__Set exercise__: Pull every line of the entries that has the word "начальника".

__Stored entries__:
# # # # #
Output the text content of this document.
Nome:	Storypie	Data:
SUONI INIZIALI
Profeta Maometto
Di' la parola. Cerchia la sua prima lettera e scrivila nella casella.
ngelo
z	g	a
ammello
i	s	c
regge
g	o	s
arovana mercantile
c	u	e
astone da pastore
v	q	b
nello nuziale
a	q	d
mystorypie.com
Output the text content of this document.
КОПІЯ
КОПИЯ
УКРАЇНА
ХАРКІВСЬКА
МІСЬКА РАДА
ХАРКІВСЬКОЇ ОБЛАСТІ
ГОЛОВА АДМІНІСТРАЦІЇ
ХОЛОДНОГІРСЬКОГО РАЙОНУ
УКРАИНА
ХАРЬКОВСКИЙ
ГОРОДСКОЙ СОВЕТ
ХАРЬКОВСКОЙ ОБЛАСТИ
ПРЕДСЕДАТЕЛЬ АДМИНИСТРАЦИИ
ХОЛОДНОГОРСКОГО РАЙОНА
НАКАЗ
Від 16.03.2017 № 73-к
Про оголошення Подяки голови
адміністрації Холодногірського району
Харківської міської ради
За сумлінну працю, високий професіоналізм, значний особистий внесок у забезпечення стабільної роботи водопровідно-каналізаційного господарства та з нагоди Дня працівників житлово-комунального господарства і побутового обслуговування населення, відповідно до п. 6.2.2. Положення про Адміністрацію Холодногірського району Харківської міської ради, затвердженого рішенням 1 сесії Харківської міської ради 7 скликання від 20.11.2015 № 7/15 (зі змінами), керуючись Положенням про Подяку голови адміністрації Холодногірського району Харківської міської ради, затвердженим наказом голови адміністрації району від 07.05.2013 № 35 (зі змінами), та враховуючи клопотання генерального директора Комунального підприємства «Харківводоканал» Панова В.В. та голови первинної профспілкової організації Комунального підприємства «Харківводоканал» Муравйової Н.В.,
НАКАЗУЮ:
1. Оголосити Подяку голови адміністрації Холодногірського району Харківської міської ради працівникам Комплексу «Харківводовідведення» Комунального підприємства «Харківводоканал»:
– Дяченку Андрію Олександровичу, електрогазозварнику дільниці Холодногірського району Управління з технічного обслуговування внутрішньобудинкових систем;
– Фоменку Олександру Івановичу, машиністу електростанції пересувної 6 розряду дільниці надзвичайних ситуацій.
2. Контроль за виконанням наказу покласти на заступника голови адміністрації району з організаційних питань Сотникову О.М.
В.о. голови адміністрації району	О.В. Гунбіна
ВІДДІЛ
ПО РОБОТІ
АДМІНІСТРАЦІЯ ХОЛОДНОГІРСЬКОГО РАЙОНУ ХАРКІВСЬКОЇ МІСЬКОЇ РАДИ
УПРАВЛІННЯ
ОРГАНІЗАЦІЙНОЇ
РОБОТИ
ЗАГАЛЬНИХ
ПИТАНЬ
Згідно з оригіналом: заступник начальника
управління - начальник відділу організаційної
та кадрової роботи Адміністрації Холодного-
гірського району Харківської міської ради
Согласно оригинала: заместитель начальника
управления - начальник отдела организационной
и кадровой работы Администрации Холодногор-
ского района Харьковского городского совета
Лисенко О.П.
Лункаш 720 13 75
# # # # #
__Answer to this exercise__:
Згідно з оригіналом: заступник начальника
Согласно оригинала: заместитель начальника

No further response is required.